WORK INSTRUCTIONS
Can you print the data exactly and leave out each image?

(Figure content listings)
--

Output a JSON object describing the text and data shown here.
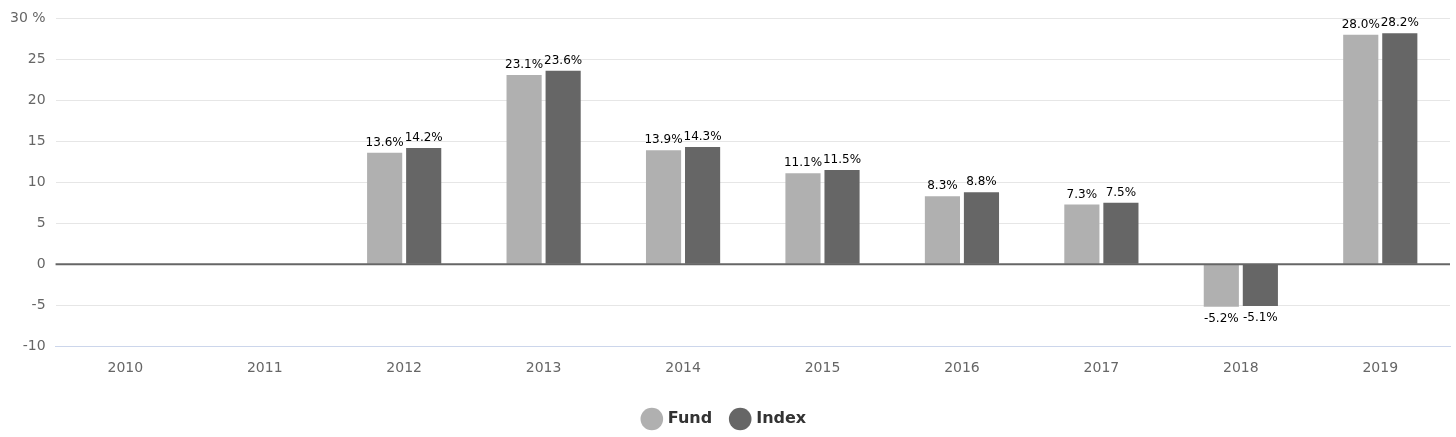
{
  "chart_data": {
    "type": "bar",
    "categories": [
      "2010",
      "2011",
      "2012",
      "2013",
      "2014",
      "2015",
      "2016",
      "2017",
      "2018",
      "2019"
    ],
    "series": [
      {
        "name": "Fund",
        "color": "#b0b0b0",
        "values": [
          null,
          null,
          13.6,
          23.1,
          13.9,
          11.1,
          8.3,
          7.3,
          -5.2,
          28.0
        ],
        "value_labels": [
          null,
          null,
          "13.6%",
          "23.1%",
          "13.9%",
          "11.1%",
          "8.3%",
          "7.3%",
          "-5.2%",
          "28.0%"
        ]
      },
      {
        "name": "Index",
        "color": "#666666",
        "values": [
          null,
          null,
          14.2,
          23.6,
          14.3,
          11.5,
          8.8,
          7.5,
          -5.1,
          28.2
        ],
        "value_labels": [
          null,
          null,
          "14.2%",
          "23.6%",
          "14.3%",
          "11.5%",
          "8.8%",
          "7.5%",
          "-5.1%",
          "28.2%"
        ]
      }
    ],
    "ylim": [
      -10,
      30
    ],
    "yticks": [
      -10,
      -5,
      0,
      5,
      10,
      15,
      20,
      25,
      {
        "value": 30,
        "label": "30 %"
      }
    ],
    "grid": "y",
    "legend": "bottom",
    "ref_lines": [
      {
        "axis": "y",
        "value": 0,
        "color": "#666666"
      }
    ]
  }
}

--

THE RESULT
Output a JSON object describing the text and data shown here.
{
  "chart_data": {
    "type": "bar",
    "categories": [
      "2010",
      "2011",
      "2012",
      "2013",
      "2014",
      "2015",
      "2016",
      "2017",
      "2018",
      "2019"
    ],
    "series": [
      {
        "name": "Fund",
        "color": "#b0b0b0",
        "values": [
          null,
          null,
          13.6,
          23.1,
          13.9,
          11.1,
          8.3,
          7.3,
          -5.2,
          28.0
        ],
        "value_labels": [
          null,
          null,
          "13.6%",
          "23.1%",
          "13.9%",
          "11.1%",
          "8.3%",
          "7.3%",
          "-5.2%",
          "28.0%"
        ]
      },
      {
        "name": "Index",
        "color": "#666666",
        "values": [
          null,
          null,
          14.2,
          23.6,
          14.3,
          11.5,
          8.8,
          7.5,
          -5.1,
          28.2
        ],
        "value_labels": [
          null,
          null,
          "14.2%",
          "23.6%",
          "14.3%",
          "11.5%",
          "8.8%",
          "7.5%",
          "-5.1%",
          "28.2%"
        ]
      }
    ],
    "ylim": [
      -10,
      30
    ],
    "yticks": [
      -10,
      -5,
      0,
      5,
      10,
      15,
      20,
      25,
      {
        "value": 30,
        "label": "30 %"
      }
    ],
    "grid": "y",
    "legend": "bottom",
    "ref_lines": [
      {
        "axis": "y",
        "value": 0,
        "color": "#666666"
      }
    ]
  }
}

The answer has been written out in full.